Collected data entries
========================================

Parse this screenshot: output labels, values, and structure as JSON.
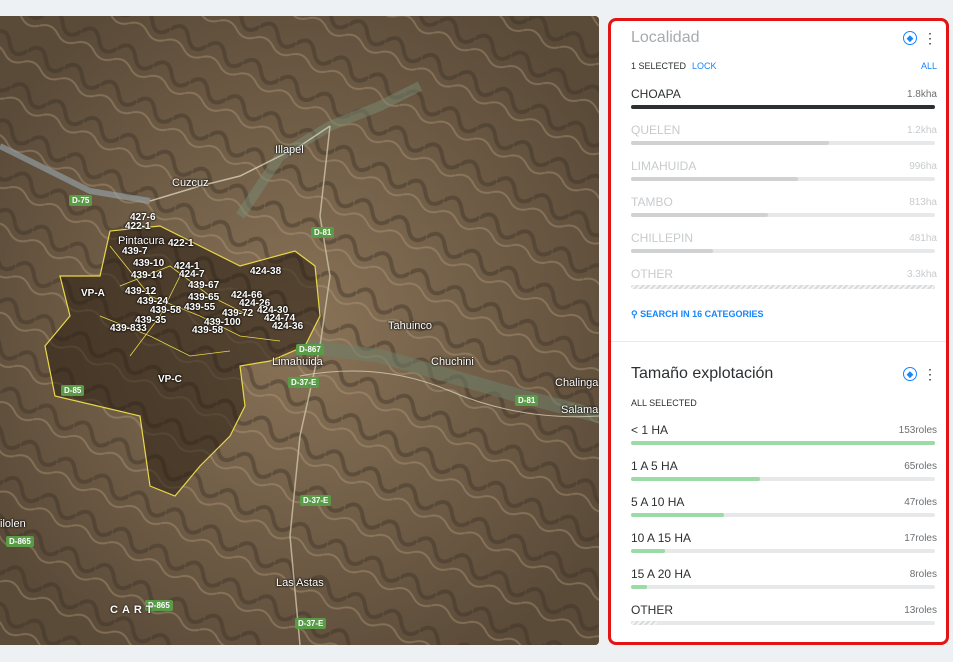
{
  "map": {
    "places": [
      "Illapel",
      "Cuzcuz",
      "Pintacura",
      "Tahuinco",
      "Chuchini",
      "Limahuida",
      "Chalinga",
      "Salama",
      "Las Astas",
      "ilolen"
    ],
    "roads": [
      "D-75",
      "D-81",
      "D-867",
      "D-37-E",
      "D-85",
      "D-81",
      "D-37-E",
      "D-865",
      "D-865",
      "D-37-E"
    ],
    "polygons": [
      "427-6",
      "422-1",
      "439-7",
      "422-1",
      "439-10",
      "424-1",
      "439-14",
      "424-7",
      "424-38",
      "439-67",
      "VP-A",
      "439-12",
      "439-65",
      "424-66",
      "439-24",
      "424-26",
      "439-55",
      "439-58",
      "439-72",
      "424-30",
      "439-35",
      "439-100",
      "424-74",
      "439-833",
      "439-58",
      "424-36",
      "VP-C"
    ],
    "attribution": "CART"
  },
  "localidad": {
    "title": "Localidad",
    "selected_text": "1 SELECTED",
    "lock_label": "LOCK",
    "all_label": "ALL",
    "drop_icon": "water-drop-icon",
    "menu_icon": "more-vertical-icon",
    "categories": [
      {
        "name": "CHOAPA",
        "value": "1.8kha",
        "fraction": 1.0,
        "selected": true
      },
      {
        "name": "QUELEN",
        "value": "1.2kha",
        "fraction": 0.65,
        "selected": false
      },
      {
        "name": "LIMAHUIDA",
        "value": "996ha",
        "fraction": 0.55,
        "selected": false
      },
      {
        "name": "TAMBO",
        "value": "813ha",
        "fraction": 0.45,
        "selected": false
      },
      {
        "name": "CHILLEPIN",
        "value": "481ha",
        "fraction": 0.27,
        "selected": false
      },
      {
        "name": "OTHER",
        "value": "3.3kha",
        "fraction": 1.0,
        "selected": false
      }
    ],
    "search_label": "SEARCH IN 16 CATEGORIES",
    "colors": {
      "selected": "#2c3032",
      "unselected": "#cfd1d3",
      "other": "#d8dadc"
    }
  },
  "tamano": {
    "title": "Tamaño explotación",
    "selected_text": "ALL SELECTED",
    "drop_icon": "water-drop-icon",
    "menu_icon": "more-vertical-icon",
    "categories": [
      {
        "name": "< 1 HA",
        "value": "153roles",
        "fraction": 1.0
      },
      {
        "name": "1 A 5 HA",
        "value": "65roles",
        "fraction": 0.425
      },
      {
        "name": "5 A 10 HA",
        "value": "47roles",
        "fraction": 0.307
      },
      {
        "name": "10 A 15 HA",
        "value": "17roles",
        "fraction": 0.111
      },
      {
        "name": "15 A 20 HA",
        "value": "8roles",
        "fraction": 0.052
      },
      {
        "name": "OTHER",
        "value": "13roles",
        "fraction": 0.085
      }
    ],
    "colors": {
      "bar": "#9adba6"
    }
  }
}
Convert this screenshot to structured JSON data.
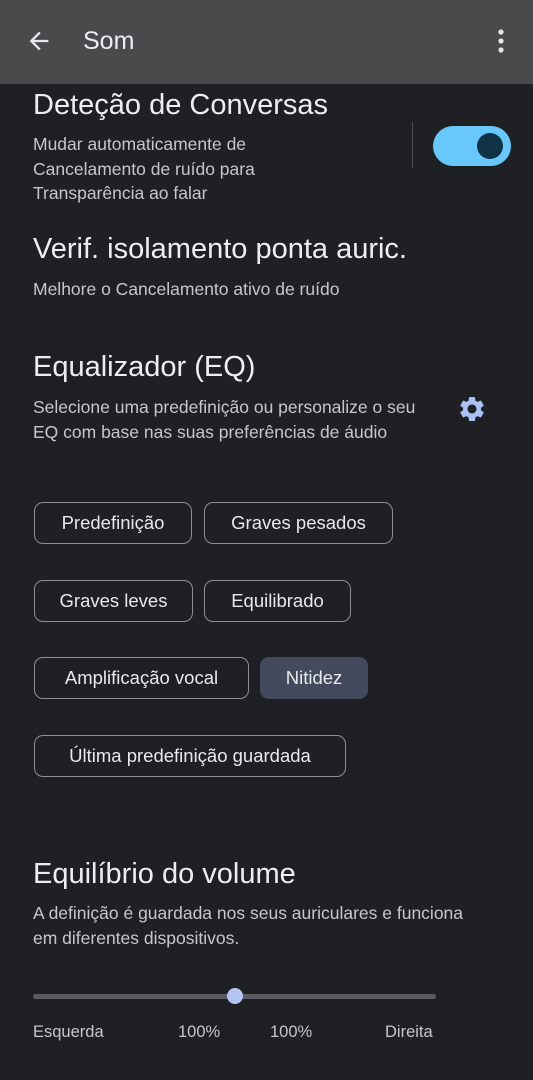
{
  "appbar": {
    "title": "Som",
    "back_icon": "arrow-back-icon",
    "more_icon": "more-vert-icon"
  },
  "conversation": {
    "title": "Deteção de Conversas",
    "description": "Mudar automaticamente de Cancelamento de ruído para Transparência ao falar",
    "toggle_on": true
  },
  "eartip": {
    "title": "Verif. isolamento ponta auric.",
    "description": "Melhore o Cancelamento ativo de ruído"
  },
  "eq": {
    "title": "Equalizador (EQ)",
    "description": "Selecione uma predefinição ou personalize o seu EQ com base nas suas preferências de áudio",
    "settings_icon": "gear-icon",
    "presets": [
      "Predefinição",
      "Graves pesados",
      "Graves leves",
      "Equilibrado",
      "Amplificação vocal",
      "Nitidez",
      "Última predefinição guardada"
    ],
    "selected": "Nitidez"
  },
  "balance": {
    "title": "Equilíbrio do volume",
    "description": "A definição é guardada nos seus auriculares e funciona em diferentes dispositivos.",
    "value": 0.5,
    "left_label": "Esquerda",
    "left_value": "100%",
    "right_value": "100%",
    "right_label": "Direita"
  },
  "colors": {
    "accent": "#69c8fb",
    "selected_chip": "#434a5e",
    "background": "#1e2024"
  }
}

========================================

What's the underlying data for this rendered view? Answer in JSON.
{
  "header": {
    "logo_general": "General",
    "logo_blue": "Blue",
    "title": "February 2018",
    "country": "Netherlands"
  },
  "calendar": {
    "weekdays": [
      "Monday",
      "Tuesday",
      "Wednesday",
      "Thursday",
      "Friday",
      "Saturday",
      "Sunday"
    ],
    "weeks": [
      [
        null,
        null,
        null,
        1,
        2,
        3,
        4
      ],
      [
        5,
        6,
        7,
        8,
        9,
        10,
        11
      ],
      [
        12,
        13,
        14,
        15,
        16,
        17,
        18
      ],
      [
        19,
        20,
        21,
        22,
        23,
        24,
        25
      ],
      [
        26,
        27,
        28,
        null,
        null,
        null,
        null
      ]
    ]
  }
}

========================================

Task statement: Give the count of lines containing "this", with no added text.

Task output: 3